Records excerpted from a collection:
▬▬▬▬▬▬

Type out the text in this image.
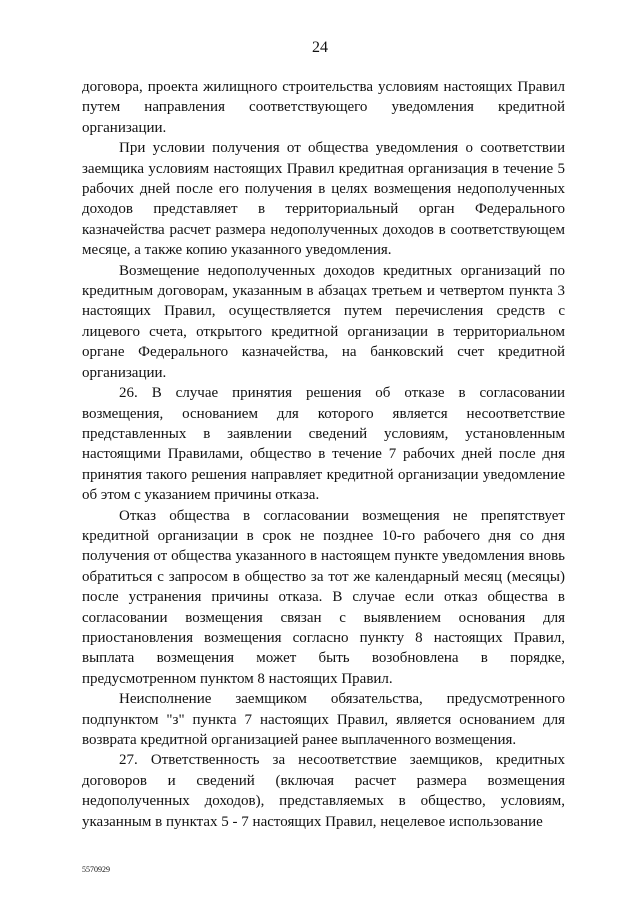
24

договора, проекта жилищного строительства условиям настоящих Правил путем направления соответствующего уведомления кредитной организации.

При условии получения от общества уведомления о соответствии заемщика условиям настоящих Правил кредитная организация в течение 5 рабочих дней после его получения в целях возмещения недополученных доходов представляет в территориальный орган Федерального казначейства расчет размера недополученных доходов в соответствующем месяце, а также копию указанного уведомления.

Возмещение недополученных доходов кредитных организаций по кредитным договорам, указанным в абзацах третьем и четвертом пункта 3 настоящих Правил, осуществляется путем перечисления средств с лицевого счета, открытого кредитной организации в территориальном органе Федерального казначейства, на банковский счет кредитной организации.

26. В случае принятия решения об отказе в согласовании возмещения, основанием для которого является несоответствие представленных в заявлении сведений условиям, установленным настоящими Правилами, общество в течение 7 рабочих дней после дня принятия такого решения направляет кредитной организации уведомление об этом с указанием причины отказа.

Отказ общества в согласовании возмещения не препятствует кредитной организации в срок не позднее 10-го рабочего дня со дня получения от общества указанного в настоящем пункте уведомления вновь обратиться с запросом в общество за тот же календарный месяц (месяцы) после устранения причины отказа. В случае если отказ общества в согласовании возмещения связан с выявлением основания для приостановления возмещения согласно пункту 8 настоящих Правил, выплата возмещения может быть возобновлена в порядке, предусмотренном пунктом 8 настоящих Правил.

Неисполнение заемщиком обязательства, предусмотренного подпунктом "з" пункта 7 настоящих Правил, является основанием для возврата кредитной организацией ранее выплаченного возмещения.

27. Ответственность за несоответствие заемщиков, кредитных договоров и сведений (включая расчет размера возмещения недополученных доходов), представляемых в общество, условиям, указанным в пунктах 5 - 7 настоящих Правил, нецелевое использование

5570929
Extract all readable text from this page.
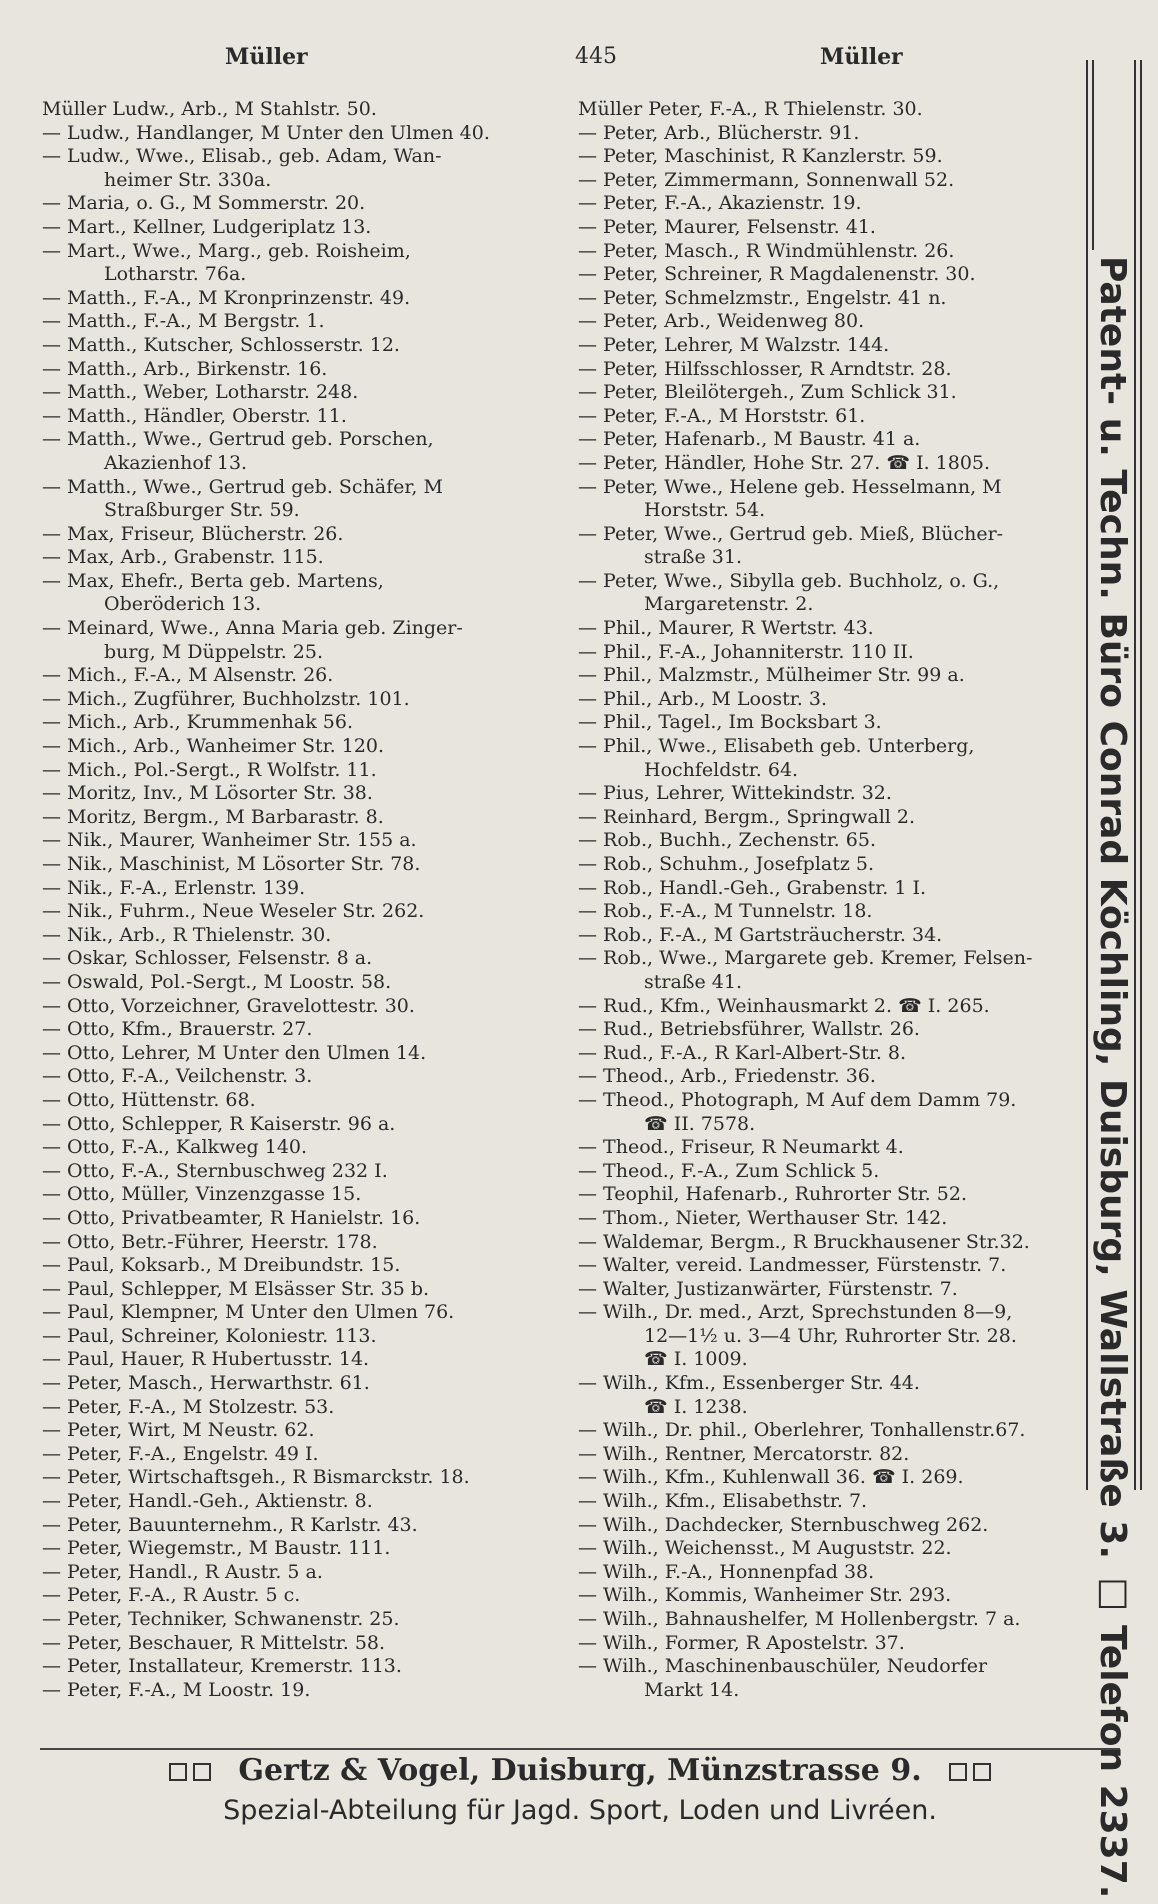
Müller	445	Müller
Müller Ludw., Arb., M Stahlstr. 50.
— Ludw., Handlanger, M Unter den Ulmen 40.
— Ludw., Wwe., Elisab., geb. Adam, Wan-
heimer Str. 330a.
— Maria, o. G., M Sommerstr. 20.
— Mart., Kellner, Ludgeriplatz 13.
— Mart., Wwe., Marg., geb. Roisheim,
Lotharstr. 76a.
— Matth., F.-A., M Kronprinzenstr. 49.
— Matth., F.-A., M Bergstr. 1.
— Matth., Kutscher, Schlosserstr. 12.
— Matth., Arb., Birkenstr. 16.
— Matth., Weber, Lotharstr. 248.
— Matth., Händler, Oberstr. 11.
— Matth., Wwe., Gertrud geb. Porschen,
Akazienhof 13.
— Matth., Wwe., Gertrud geb. Schäfer, M
Straßburger Str. 59.
— Max, Friseur, Blücherstr. 26.
— Max, Arb., Grabenstr. 115.
— Max, Ehefr., Berta geb. Martens,
Oberöderich 13.
— Meinard, Wwe., Anna Maria geb. Zinger-
burg, M Düppelstr. 25.
— Mich., F.-A., M Alsenstr. 26.
— Mich., Zugführer, Buchholzstr. 101.
— Mich., Arb., Krummenhak 56.
— Mich., Arb., Wanheimer Str. 120.
— Mich., Pol.-Sergt., R Wolfstr. 11.
— Moritz, Inv., M Lösorter Str. 38.
— Moritz, Bergm., M Barbarastr. 8.
— Nik., Maurer, Wanheimer Str. 155 a.
— Nik., Maschinist, M Lösorter Str. 78.
— Nik., F.-A., Erlenstr. 139.
— Nik., Fuhrm., Neue Weseler Str. 262.
— Nik., Arb., R Thielenstr. 30.
— Oskar, Schlosser, Felsenstr. 8 a.
— Oswald, Pol.-Sergt., M Loostr. 58.
— Otto, Vorzeichner, Gravelottestr. 30.
— Otto, Kfm., Brauerstr. 27.
— Otto, Lehrer, M Unter den Ulmen 14.
— Otto, F.-A., Veilchenstr. 3.
— Otto, Hüttenstr. 68.
— Otto, Schlepper, R Kaiserstr. 96 a.
— Otto, F.-A., Kalkweg 140.
— Otto, F.-A., Sternbuschweg 232 I.
— Otto, Müller, Vinzenzgasse 15.
— Otto, Privatbeamter, R Hanielstr. 16.
— Otto, Betr.-Führer, Heerstr. 178.
— Paul, Koksarb., M Dreibundstr. 15.
— Paul, Schlepper, M Elsässer Str. 35 b.
— Paul, Klempner, M Unter den Ulmen 76.
— Paul, Schreiner, Koloniestr. 113.
— Paul, Hauer, R Hubertusstr. 14.
— Peter, Masch., Herwarthstr. 61.
— Peter, F.-A., M Stolzestr. 53.
— Peter, Wirt, M Neustr. 62.
— Peter, F.-A., Engelstr. 49 I.
— Peter, Wirtschaftsgeh., R Bismarckstr. 18.
— Peter, Handl.-Geh., Aktienstr. 8.
— Peter, Bauunternehm., R Karlstr. 43.
— Peter, Wiegemstr., M Baustr. 111.
— Peter, Handl., R Austr. 5 a.
— Peter, F.-A., R Austr. 5 c.
— Peter, Techniker, Schwanenstr. 25.
— Peter, Beschauer, R Mittelstr. 58.
— Peter, Installateur, Kremerstr. 113.
— Peter, F.-A., M Loostr. 19.
Müller Peter, F.-A., R Thielenstr. 30.
— Peter, Arb., Blücherstr. 91.
— Peter, Maschinist, R Kanzlerstr. 59.
— Peter, Zimmermann, Sonnenwall 52.
— Peter, F.-A., Akazienstr. 19.
— Peter, Maurer, Felsenstr. 41.
— Peter, Masch., R Windmühlenstr. 26.
— Peter, Schreiner, R Magdalenenstr. 30.
— Peter, Schmelzmstr., Engelstr. 41 n.
— Peter, Arb., Weidenweg 80.
— Peter, Lehrer, M Walzstr. 144.
— Peter, Hilfsschlosser, R Arndtstr. 28.
— Peter, Bleilötergeh., Zum Schlick 31.
— Peter, F.-A., M Horststr. 61.
— Peter, Hafenarb., M Baustr. 41 a.
— Peter, Händler, Hohe Str. 27. ☎ I. 1805.
— Peter, Wwe., Helene geb. Hesselmann, M
Horststr. 54.
— Peter, Wwe., Gertrud geb. Mieß, Blücher-
straße 31.
— Peter, Wwe., Sibylla geb. Buchholz, o. G.,
Margaretenstr. 2.
— Phil., Maurer, R Wertstr. 43.
— Phil., F.-A., Johanniterstr. 110 II.
— Phil., Malzmstr., Mülheimer Str. 99 a.
— Phil., Arb., M Loostr. 3.
— Phil., Tagel., Im Bocksbart 3.
— Phil., Wwe., Elisabeth geb. Unterberg,
Hochfeldstr. 64.
— Pius, Lehrer, Wittekindstr. 32.
— Reinhard, Bergm., Springwall 2.
— Rob., Buchh., Zechenstr. 65.
— Rob., Schuhm., Josefplatz 5.
— Rob., Handl.-Geh., Grabenstr. 1 I.
— Rob., F.-A., M Tunnelstr. 18.
— Rob., F.-A., M Gartsträucherstr. 34.
— Rob., Wwe., Margarete geb. Kremer, Felsen-
straße 41.
— Rud., Kfm., Weinhausmarkt 2. ☎ I. 265.
— Rud., Betriebsführer, Wallstr. 26.
— Rud., F.-A., R Karl-Albert-Str. 8.
— Theod., Arb., Friedenstr. 36.
— Theod., Photograph, M Auf dem Damm 79.
☎ II. 7578.
— Theod., Friseur, R Neumarkt 4.
— Theod., F.-A., Zum Schlick 5.
— Teophil, Hafenarb., Ruhrorter Str. 52.
— Thom., Nieter, Werthauser Str. 142.
— Waldemar, Bergm., R Bruckhausener Str.32.
— Walter, vereid. Landmesser, Fürstenstr. 7.
— Walter, Justizanwärter, Fürstenstr. 7.
— Wilh., Dr. med., Arzt, Sprechstunden 8—9,
12—1½ u. 3—4 Uhr, Ruhrorter Str. 28.
☎ I. 1009.
— Wilh., Kfm., Essenberger Str. 44.
☎ I. 1238.
— Wilh., Dr. phil., Oberlehrer, Tonhallenstr.67.
— Wilh., Rentner, Mercatorstr. 82.
— Wilh., Kfm., Kuhlenwall 36. ☎ I. 269.
— Wilh., Kfm., Elisabethstr. 7.
— Wilh., Dachdecker, Sternbuschweg 262.
— Wilh., Weichensst., M Auguststr. 22.
— Wilh., F.-A., Honnenpfad 38.
— Wilh., Kommis, Wanheimer Str. 293.
— Wilh., Bahnaushelfer, M Hollenbergstr. 7 a.
— Wilh., Former, R Apostelstr. 37.
— Wilh., Maschinenbauschüler, Neudorfer
Markt 14.	Patent- u. Techn. Büro Conrad Köchling, Duisburg, Wallstraße 3. □ Telefon 2337.
Gertz & Vogel, Duisburg, Münzstrasse 9.
Spezial-Abteilung für Jagd. Sport, Loden und Livréen.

▬▬▬▬▬▬

**PROBLEM STATEMENT**
Pick out every line above that contains the word "Walter" and copy it.

**FINISHED TASK**
— Walter, vereid. Landmesser, Fürstenstr. 7.
— Walter, Justizanwärter, Fürstenstr. 7.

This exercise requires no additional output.